===== STORED ROWS =====

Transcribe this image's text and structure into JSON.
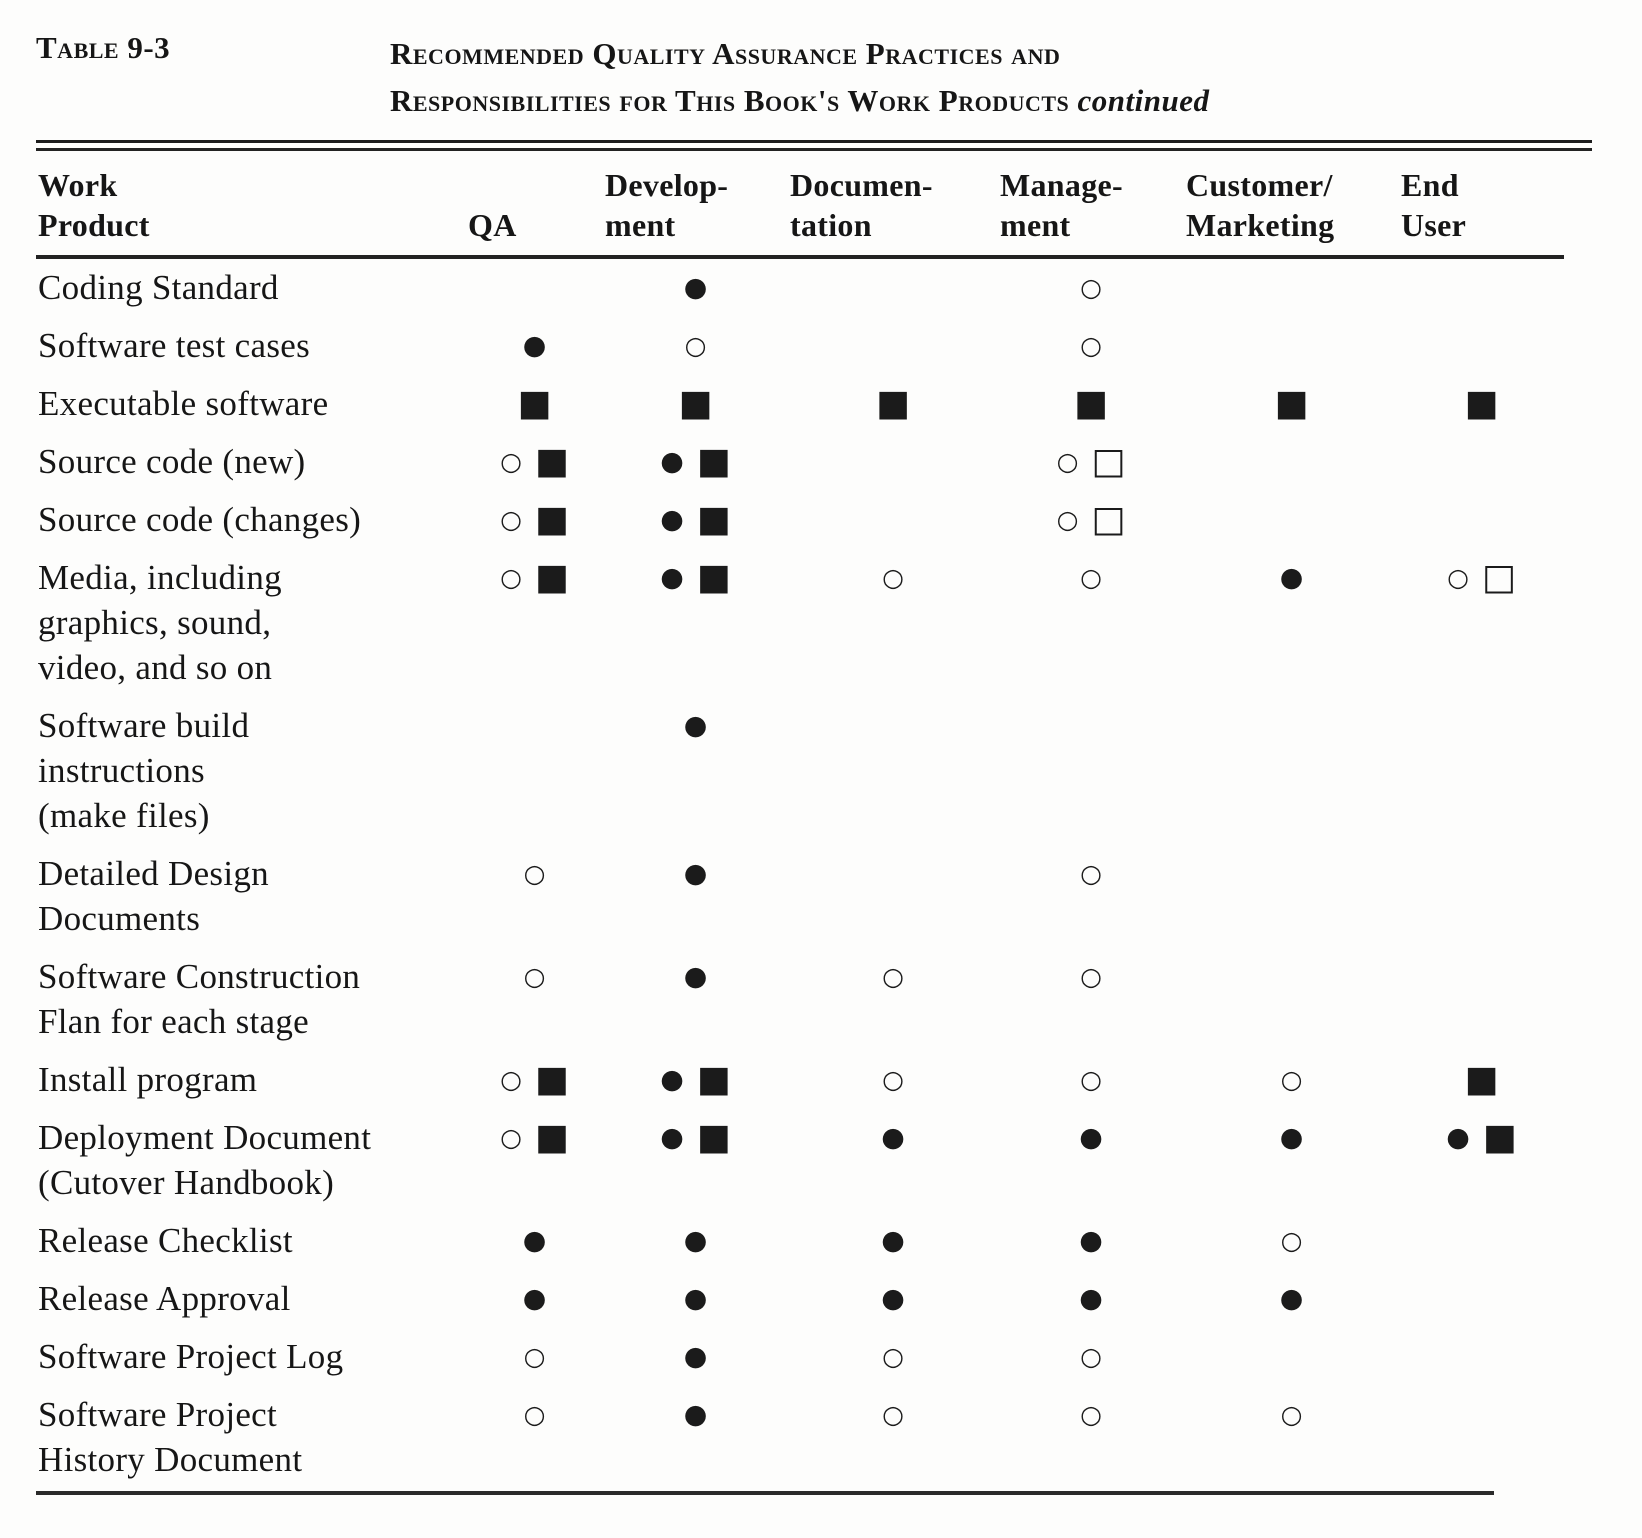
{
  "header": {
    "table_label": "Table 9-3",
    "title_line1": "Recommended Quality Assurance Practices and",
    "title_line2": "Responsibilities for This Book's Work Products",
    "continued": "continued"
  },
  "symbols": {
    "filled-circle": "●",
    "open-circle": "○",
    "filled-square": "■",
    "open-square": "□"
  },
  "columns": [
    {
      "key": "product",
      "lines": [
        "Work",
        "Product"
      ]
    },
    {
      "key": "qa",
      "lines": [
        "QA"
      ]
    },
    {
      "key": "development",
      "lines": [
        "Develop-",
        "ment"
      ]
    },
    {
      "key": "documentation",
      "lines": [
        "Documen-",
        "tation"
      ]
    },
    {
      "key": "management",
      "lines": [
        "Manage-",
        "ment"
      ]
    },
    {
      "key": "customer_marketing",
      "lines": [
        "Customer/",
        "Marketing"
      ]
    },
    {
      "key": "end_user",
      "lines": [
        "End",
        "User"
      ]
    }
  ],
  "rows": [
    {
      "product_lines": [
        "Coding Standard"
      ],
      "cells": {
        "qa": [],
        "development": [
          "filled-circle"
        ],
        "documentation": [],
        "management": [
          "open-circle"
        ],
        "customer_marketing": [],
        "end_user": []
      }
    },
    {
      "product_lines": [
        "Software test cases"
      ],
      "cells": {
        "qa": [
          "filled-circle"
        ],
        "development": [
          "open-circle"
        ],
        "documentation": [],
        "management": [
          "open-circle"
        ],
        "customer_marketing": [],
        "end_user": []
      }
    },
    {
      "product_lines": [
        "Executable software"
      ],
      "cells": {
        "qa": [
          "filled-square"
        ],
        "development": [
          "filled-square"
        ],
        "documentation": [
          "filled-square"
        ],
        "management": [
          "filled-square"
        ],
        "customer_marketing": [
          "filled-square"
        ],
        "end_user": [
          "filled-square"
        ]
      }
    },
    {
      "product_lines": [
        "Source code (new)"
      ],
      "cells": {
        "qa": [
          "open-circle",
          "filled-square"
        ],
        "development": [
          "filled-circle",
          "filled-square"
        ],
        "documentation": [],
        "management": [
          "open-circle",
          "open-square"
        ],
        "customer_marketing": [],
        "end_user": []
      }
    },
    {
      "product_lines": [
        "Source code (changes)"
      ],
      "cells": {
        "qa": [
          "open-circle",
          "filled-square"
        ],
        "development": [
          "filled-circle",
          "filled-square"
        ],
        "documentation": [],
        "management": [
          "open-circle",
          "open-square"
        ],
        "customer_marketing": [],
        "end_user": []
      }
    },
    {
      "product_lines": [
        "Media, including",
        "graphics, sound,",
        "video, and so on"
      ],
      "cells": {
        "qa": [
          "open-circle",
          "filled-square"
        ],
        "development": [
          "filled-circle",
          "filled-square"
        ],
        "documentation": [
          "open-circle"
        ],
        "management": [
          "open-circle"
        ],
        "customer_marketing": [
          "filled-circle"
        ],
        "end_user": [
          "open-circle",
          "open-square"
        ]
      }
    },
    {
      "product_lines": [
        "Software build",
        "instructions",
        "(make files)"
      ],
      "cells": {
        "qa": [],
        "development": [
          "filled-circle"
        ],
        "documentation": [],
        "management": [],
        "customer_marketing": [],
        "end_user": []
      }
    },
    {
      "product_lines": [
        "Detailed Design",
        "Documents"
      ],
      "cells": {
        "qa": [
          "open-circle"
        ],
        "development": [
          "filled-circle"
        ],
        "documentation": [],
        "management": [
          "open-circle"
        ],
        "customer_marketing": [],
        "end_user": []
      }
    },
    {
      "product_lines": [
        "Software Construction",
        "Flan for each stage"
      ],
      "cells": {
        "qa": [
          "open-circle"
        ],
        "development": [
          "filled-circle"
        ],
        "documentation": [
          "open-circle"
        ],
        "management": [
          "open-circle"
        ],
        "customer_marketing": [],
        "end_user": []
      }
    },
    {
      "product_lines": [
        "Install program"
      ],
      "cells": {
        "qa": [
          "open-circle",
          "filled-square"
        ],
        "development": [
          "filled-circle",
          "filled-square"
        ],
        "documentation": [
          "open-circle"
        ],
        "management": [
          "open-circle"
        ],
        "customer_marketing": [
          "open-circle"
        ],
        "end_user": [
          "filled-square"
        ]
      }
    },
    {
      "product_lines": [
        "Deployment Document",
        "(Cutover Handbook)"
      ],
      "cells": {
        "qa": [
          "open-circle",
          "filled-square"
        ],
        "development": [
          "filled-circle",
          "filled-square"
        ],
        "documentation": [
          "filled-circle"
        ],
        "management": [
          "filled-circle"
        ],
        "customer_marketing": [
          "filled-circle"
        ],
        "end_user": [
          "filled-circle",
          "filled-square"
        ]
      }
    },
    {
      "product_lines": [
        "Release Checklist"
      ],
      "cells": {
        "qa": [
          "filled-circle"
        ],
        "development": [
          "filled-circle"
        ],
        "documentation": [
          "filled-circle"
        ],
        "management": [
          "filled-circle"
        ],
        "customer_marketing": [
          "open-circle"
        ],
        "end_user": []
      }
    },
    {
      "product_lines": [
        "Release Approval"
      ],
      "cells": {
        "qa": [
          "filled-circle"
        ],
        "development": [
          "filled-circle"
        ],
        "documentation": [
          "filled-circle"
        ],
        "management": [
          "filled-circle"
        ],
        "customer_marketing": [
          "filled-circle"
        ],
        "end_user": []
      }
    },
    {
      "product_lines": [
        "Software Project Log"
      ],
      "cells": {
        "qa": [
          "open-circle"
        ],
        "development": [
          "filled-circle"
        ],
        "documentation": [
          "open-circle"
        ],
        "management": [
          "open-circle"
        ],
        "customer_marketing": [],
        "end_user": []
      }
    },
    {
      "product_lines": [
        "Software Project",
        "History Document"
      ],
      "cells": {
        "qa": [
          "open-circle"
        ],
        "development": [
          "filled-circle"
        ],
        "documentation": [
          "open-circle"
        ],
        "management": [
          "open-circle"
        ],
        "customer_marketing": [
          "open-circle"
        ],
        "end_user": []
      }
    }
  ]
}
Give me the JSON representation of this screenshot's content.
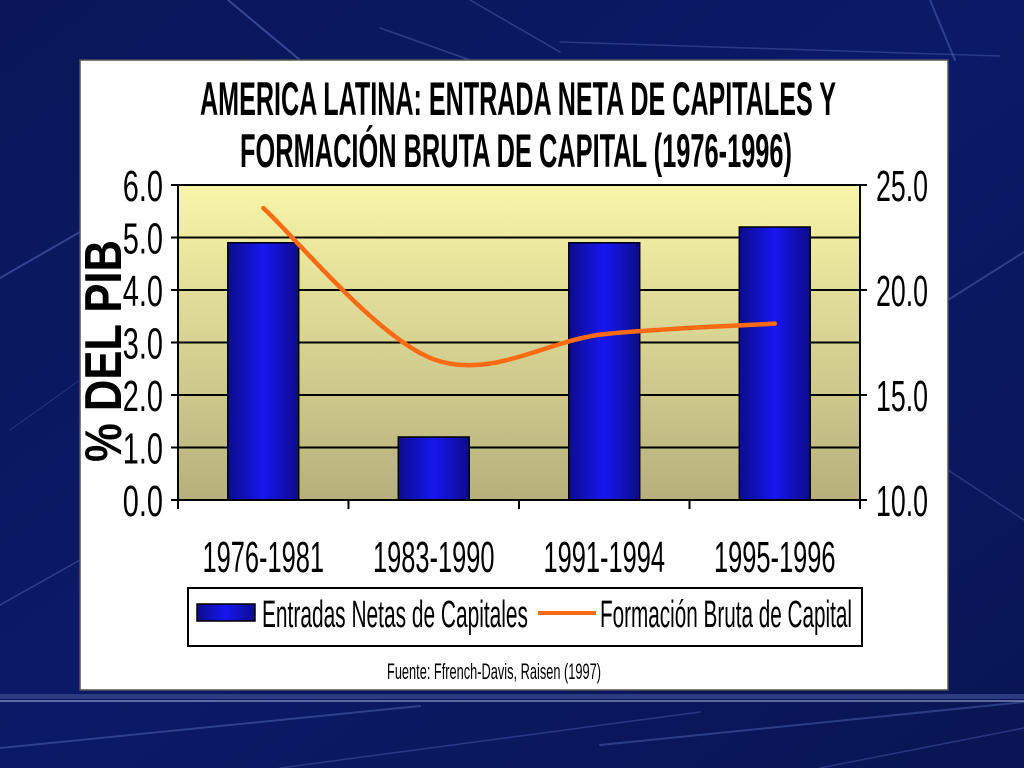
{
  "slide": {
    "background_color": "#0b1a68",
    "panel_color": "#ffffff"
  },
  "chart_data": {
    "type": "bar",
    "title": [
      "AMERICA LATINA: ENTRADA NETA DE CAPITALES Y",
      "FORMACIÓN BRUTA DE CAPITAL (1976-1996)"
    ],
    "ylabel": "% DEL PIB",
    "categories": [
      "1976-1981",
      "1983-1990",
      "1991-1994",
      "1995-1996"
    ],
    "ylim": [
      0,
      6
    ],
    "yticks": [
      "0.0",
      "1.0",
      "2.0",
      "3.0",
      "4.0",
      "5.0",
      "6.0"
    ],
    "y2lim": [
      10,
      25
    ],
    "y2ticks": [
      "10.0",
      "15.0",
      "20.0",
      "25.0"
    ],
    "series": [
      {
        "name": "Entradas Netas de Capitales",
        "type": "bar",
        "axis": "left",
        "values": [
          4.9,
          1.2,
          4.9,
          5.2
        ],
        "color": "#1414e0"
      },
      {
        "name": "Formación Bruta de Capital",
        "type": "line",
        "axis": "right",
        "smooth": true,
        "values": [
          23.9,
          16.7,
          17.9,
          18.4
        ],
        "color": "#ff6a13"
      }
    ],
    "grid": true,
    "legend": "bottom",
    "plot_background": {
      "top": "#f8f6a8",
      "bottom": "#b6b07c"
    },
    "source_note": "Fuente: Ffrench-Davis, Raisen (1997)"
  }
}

=====

* _DIRECTIONS FOR THIS TASK_
Check each line of the records for "Release" and copy the ones that contain it.

* _TASK SOLUTION_
        "Release Checklist"
        "Release Approval"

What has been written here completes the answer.